== Exercise directions ==
Can you render the stretch from the line containing "- overview-area: [26, 371, 845, 398]" through the line containing "- volume-bar: [416, 331, 421, 361]" as a numbered list, with blank lines omitted and nothing else included?

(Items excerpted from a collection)
= = = = = = =

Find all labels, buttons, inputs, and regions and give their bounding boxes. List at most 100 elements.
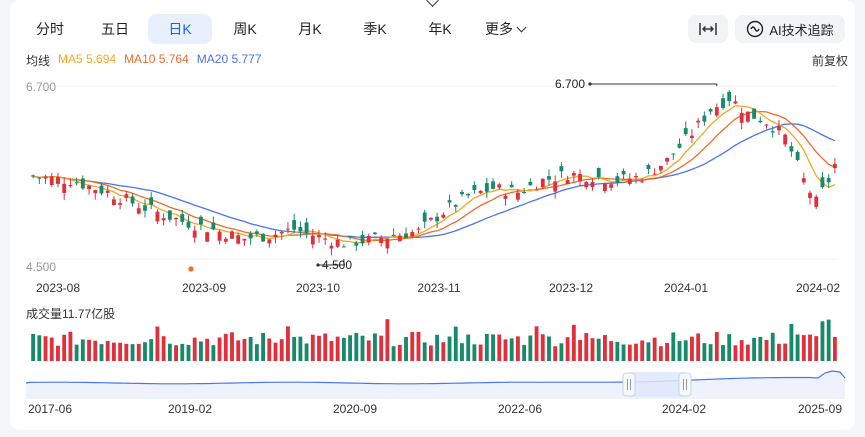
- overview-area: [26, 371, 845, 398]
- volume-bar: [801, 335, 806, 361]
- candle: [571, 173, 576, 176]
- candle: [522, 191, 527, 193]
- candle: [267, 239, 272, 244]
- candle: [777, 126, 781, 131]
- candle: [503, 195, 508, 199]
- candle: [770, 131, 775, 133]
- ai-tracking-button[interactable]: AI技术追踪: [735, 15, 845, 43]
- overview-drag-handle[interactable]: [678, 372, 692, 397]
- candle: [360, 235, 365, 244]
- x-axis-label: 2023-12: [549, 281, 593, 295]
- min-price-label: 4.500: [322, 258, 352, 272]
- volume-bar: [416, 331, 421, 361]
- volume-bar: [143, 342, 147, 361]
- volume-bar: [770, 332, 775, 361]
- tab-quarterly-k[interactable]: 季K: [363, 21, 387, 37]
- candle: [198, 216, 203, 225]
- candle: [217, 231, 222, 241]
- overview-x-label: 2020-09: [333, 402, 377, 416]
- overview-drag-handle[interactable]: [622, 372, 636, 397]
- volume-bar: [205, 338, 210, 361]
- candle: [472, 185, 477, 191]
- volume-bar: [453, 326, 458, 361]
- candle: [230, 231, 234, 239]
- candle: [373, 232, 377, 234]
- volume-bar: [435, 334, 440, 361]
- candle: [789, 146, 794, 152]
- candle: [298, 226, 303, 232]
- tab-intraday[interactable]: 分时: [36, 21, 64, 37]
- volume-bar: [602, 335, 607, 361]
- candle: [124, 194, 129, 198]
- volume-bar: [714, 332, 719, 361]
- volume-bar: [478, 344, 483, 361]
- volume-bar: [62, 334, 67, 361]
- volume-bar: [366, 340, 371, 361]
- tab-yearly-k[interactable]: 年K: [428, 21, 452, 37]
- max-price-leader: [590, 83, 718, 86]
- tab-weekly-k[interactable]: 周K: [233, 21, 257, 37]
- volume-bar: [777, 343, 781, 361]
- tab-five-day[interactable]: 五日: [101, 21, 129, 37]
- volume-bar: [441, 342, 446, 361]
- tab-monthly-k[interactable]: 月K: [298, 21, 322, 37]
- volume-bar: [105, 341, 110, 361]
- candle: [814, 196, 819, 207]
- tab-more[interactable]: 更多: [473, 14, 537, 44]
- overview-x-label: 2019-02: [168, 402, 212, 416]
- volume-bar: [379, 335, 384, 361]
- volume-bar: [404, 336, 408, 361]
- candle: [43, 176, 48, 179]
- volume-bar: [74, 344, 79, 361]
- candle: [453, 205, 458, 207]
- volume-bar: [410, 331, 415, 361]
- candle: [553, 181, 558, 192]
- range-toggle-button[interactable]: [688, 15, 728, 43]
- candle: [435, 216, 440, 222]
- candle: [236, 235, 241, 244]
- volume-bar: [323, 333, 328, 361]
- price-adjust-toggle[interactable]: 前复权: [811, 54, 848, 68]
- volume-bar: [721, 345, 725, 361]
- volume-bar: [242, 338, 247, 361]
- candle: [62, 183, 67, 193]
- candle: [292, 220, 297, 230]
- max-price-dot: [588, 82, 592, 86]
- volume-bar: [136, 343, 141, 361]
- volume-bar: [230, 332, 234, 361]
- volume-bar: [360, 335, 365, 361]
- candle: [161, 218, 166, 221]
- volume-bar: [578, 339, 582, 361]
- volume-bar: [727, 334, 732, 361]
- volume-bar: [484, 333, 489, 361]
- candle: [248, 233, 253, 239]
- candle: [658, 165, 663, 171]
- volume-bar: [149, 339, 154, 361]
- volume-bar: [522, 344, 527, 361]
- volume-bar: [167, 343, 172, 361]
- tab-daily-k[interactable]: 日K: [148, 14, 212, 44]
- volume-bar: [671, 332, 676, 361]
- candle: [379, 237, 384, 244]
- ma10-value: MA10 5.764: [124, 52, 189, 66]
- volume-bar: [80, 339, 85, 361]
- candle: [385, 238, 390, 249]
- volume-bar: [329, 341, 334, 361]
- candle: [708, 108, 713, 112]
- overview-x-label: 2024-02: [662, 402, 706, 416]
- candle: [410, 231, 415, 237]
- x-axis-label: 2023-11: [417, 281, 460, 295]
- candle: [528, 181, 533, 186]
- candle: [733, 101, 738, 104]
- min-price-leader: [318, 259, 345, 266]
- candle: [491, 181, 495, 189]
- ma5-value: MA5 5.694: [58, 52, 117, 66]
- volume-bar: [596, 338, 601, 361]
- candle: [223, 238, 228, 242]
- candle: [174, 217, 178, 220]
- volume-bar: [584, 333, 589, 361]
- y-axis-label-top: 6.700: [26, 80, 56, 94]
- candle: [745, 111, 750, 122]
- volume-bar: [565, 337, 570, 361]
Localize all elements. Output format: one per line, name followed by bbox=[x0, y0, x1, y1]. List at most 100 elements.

= = = = = = =

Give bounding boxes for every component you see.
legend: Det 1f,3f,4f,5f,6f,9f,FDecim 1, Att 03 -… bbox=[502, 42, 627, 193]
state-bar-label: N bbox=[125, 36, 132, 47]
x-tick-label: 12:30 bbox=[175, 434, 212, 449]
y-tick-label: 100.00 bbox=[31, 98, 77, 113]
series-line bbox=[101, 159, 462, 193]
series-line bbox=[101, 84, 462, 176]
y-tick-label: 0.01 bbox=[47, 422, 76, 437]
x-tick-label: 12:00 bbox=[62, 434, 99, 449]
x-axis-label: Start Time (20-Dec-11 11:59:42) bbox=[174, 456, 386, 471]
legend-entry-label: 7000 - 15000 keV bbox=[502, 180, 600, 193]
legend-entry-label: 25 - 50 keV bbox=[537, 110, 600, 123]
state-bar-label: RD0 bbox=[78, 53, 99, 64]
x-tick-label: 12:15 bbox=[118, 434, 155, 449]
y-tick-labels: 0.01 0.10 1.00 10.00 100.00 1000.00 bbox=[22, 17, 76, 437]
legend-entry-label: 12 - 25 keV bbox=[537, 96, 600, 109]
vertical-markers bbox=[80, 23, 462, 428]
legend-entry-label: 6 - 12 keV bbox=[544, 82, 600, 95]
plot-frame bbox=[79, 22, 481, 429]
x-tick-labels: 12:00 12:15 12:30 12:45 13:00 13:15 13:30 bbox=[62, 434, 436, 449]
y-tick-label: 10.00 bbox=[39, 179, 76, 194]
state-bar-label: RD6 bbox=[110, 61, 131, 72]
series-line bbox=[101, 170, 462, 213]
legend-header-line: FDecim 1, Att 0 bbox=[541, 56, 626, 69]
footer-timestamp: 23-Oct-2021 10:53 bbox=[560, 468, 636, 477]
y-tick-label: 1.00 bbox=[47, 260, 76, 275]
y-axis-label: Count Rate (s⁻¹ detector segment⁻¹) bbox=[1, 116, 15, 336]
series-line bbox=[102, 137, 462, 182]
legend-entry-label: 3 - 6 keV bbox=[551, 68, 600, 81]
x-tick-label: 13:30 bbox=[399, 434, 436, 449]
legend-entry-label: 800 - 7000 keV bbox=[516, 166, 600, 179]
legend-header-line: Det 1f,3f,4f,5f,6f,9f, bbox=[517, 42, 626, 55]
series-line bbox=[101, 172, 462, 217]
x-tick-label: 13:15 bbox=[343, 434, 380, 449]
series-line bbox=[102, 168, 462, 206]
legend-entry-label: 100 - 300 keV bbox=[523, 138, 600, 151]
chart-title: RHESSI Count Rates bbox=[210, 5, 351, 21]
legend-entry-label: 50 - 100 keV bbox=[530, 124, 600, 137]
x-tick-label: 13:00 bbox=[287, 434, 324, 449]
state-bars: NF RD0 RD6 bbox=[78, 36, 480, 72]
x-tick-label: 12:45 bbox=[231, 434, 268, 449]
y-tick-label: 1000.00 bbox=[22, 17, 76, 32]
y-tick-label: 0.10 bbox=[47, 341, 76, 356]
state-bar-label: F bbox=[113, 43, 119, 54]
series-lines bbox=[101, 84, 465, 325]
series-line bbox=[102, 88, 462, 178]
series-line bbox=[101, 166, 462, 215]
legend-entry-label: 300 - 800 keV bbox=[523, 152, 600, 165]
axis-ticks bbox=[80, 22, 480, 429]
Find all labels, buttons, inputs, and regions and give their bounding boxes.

= = = = = = =

== Written solution ==
1. - overview-area: [26, 371, 845, 398]
2. - volume-bar: [801, 335, 806, 361]
3. - candle: [571, 173, 576, 176]
4. - candle: [522, 191, 527, 193]
5. - candle: [267, 239, 272, 244]
6. - candle: [777, 126, 781, 131]
7. - candle: [503, 195, 508, 199]
8. - candle: [770, 131, 775, 133]
9. - ai-tracking-button[interactable]: AI技术追踪: [735, 15, 845, 43]
10. - overview-drag-handle[interactable]: [678, 372, 692, 397]
11. - candle: [360, 235, 365, 244]
12. - x-axis-label: 2023-12: [549, 281, 593, 295]
13. - min-price-label: 4.500: [322, 258, 352, 272]
14. - volume-bar: [416, 331, 421, 361]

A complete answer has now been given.